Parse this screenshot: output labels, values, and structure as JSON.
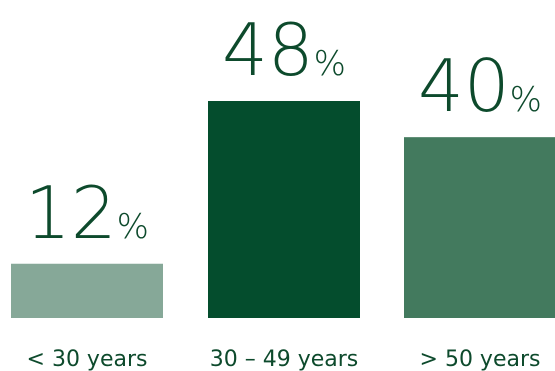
{
  "chart_data": {
    "type": "bar",
    "categories": [
      "< 30 years",
      "30 – 49 years",
      "> 50 years"
    ],
    "values": [
      12,
      48,
      40
    ],
    "value_labels": [
      "12",
      "48",
      "40"
    ],
    "unit_suffix": "%",
    "ylim": [
      0,
      48
    ],
    "colors": [
      "#86a898",
      "#044d2d",
      "#437a5e"
    ],
    "text_color": "#0d4a2c",
    "title": "",
    "xlabel": "",
    "ylabel": "",
    "grid": false,
    "legend": "none"
  }
}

Task goal ->
Copy the records above exactly, omitting every picture.

Answer for the task ->
Parse this screenshot: output labels, values, and structure as JSON.
{
  "chart_data": {
    "type": "bar",
    "categories": [
      "< 30 years",
      "30 – 49 years",
      "> 50 years"
    ],
    "values": [
      12,
      48,
      40
    ],
    "value_labels": [
      "12",
      "48",
      "40"
    ],
    "unit_suffix": "%",
    "ylim": [
      0,
      48
    ],
    "colors": [
      "#86a898",
      "#044d2d",
      "#437a5e"
    ],
    "text_color": "#0d4a2c",
    "title": "",
    "xlabel": "",
    "ylabel": "",
    "grid": false,
    "legend": "none"
  }
}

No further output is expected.